Copy out all the lines exactly. Omit pictures.

Provided information:
+ + + +
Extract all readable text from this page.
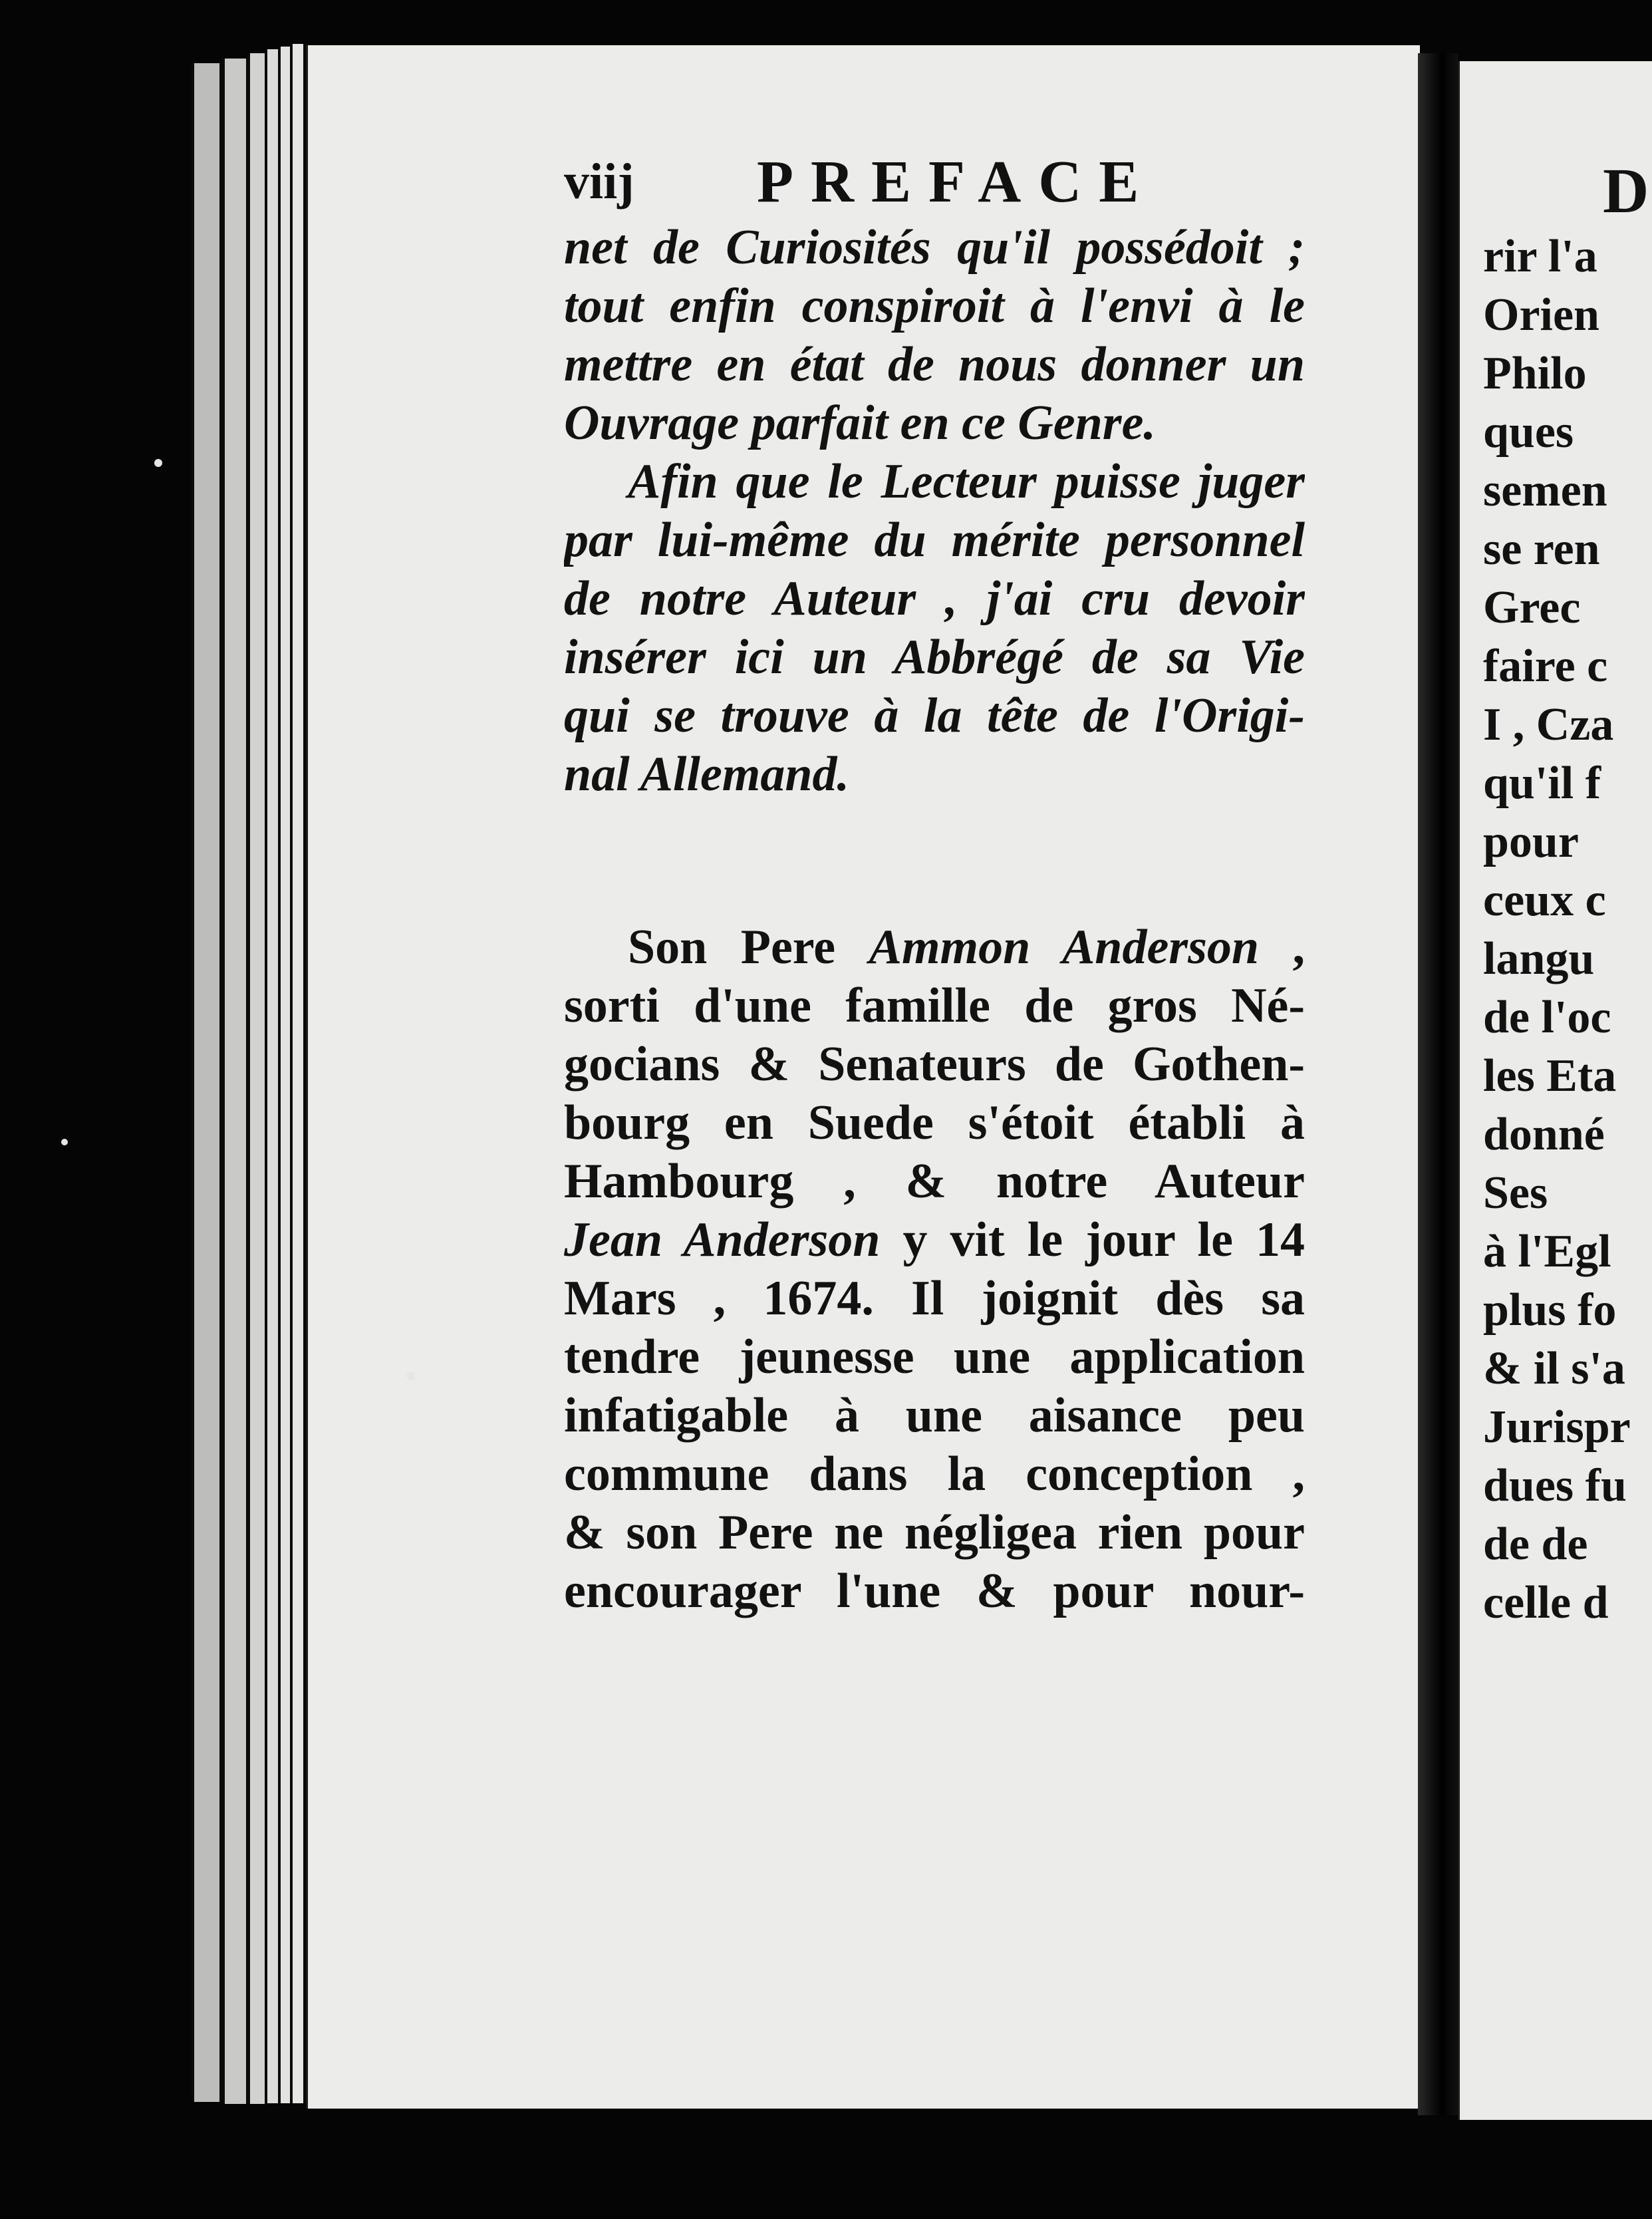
viij PREFACE
net de Curiosités qu'il possédoit ;
tout enfin conspiroit à l'envi à le
mettre en état de nous donner un
Ouvrage parfait en ce Genre.
Afin que le Lecteur puisse juger
par lui-même du mérite personnel
de notre Auteur , j'ai cru devoir
insérer ici un Abbrégé de sa Vie
qui se trouve à la tête de l'Origi-
nal Allemand.
Son Pere Ammon Anderson ,
sorti d'une famille de gros Né-
gocians & Senateurs de Gothen-
bourg en Suede s'étoit établi à
Hambourg , & notre Auteur
Jean Anderson y vit le jour le 14
Mars , 1674. Il joignit dès sa
tendre jeunesse une application
infatigable à une aisance peu
commune dans la conception ,
& son Pere ne négligea rien pour
encourager l'une & pour nour-
D
rir l'a
Orien
Philo
ques
semen
se ren
Grec
faire c
I , Cza
qu'il f
pour
ceux c
langu
de l'oc
les Eta
donné
Ses
à l'Egl
plus fo
& il s'a
Jurispr
dues fu
de de
celle d
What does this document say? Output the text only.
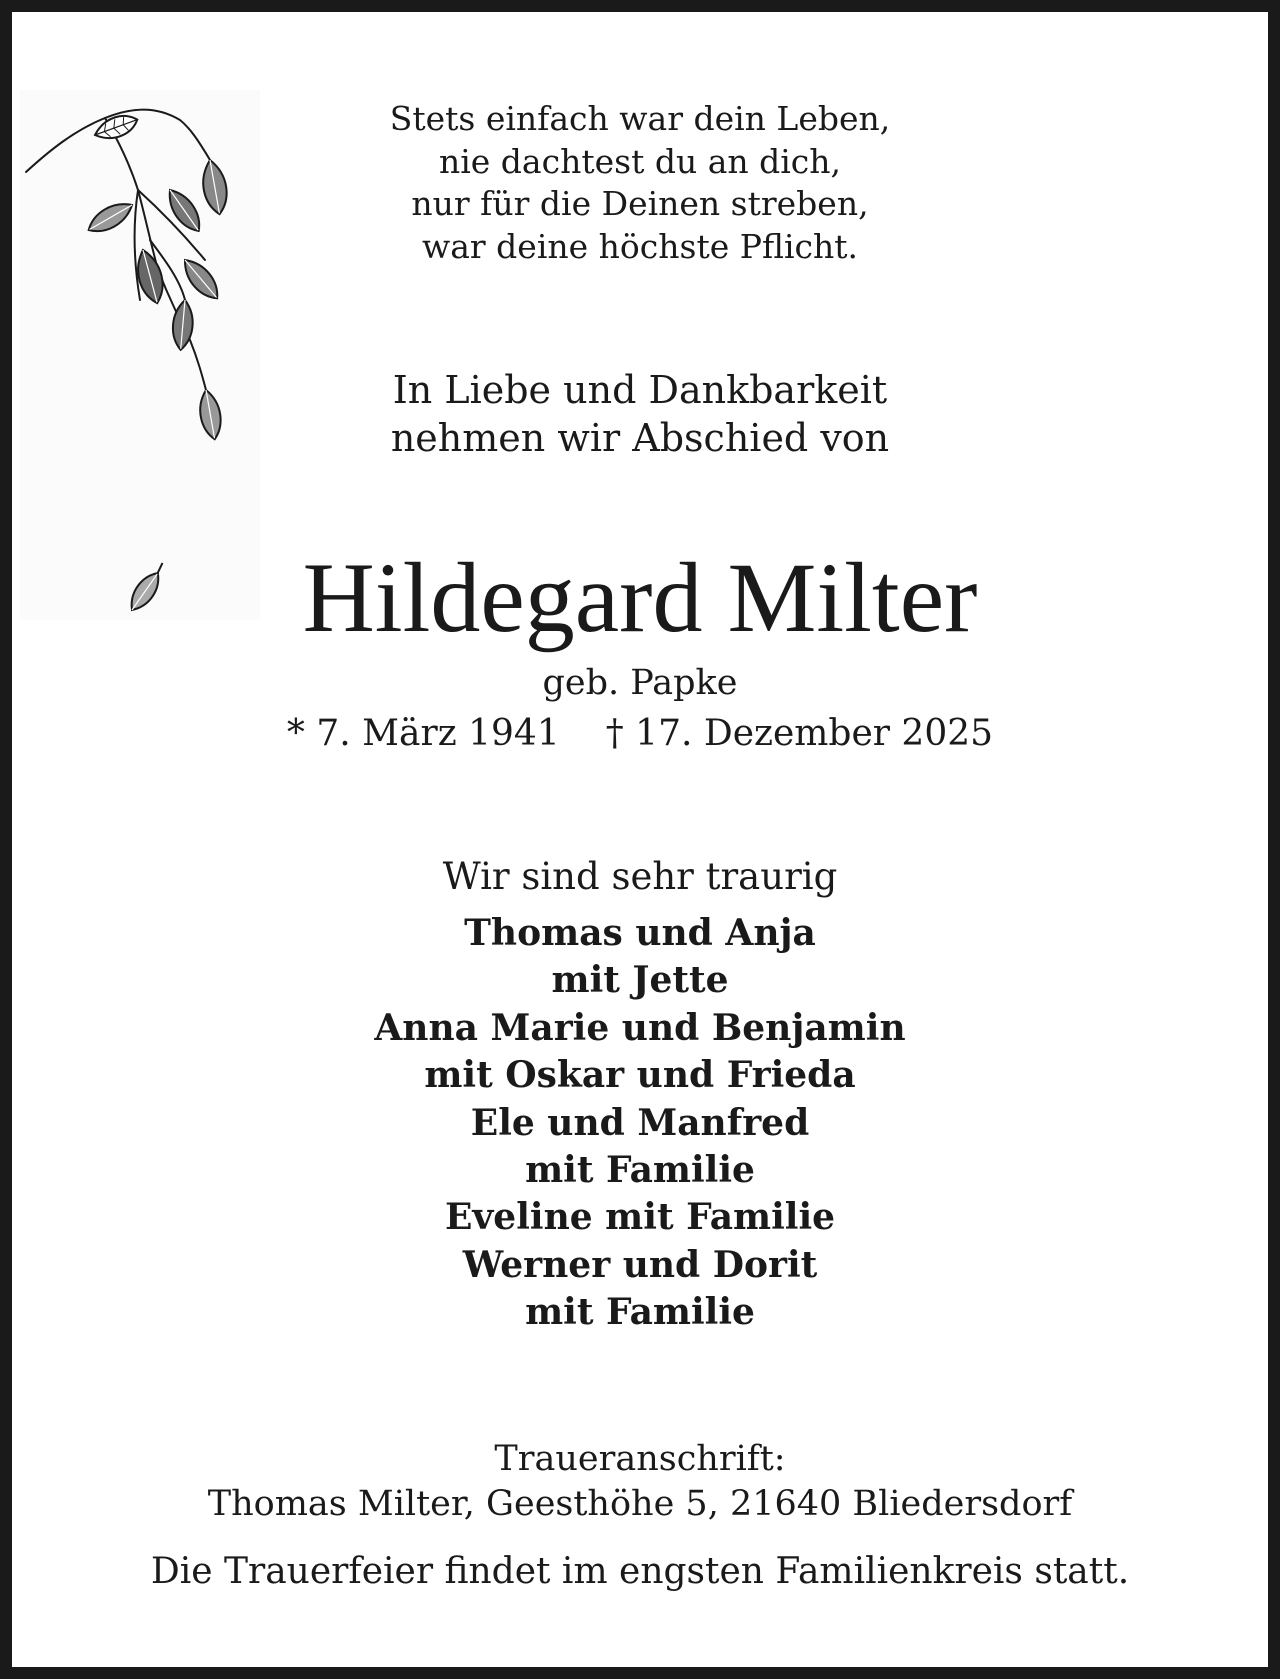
Stets einfach war dein Leben,
nie dachtest du an dich,
nur für die Deinen streben,
war deine höchste Pflicht.
In Liebe und Dankbarkeit
nehmen wir Abschied von
Hildegard Milter
geb. Papke
* 7. März 1941 † 17. Dezember 2025
Wir sind sehr traurig
Thomas und Anja
mit Jette
Anna Marie und Benjamin
mit Oskar und Frieda
Ele und Manfred
mit Familie
Eveline mit Familie
Werner und Dorit
mit Familie
Traueranschrift:
Thomas Milter, Geesthöhe 5, 21640 Bliedersdorf
Die Trauerfeier findet im engsten Familienkreis statt.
+ + + +
The response:
Extract all readable text from this page.
viij PREFACE
net de Curiosités qu'il possédoit ;
tout enfin conspiroit à l'envi à le
mettre en état de nous donner un
Ouvrage parfait en ce Genre.
Afin que le Lecteur puisse juger
par lui-même du mérite personnel
de notre Auteur , j'ai cru devoir
insérer ici un Abbrégé de sa Vie
qui se trouve à la tête de l'Origi-
nal Allemand.
Son Pere Ammon Anderson ,
sorti d'une famille de gros Né-
gocians & Senateurs de Gothen-
bourg en Suede s'étoit établi à
Hambourg , & notre Auteur
Jean Anderson y vit le jour le 14
Mars , 1674. Il joignit dès sa
tendre jeunesse une application
infatigable à une aisance peu
commune dans la conception ,
& son Pere ne négligea rien pour
encourager l'une & pour nour-
D
rir l'a
Orien
Philo
ques
semen
se ren
Grec
faire c
I , Cza
qu'il f
pour
ceux c
langu
de l'oc
les Eta
donné
Ses
à l'Egl
plus fo
& il s'a
Jurispr
dues fu
de de
celle d
What does this document say? Output the text only.
Stets einfach war dein Leben,
nie dachtest du an dich,
nur für die Deinen streben,
war deine höchste Pflicht.
In Liebe und Dankbarkeit
nehmen wir Abschied von
Hildegard Milter
geb. Papke
* 7. März 1941 † 17. Dezember 2025
Wir sind sehr traurig
Thomas und Anja
mit Jette
Anna Marie und Benjamin
mit Oskar und Frieda
Ele und Manfred
mit Familie
Eveline mit Familie
Werner und Dorit
mit Familie
Traueranschrift:
Thomas Milter, Geesthöhe 5, 21640 Bliedersdorf
Die Trauerfeier findet im engsten Familienkreis statt.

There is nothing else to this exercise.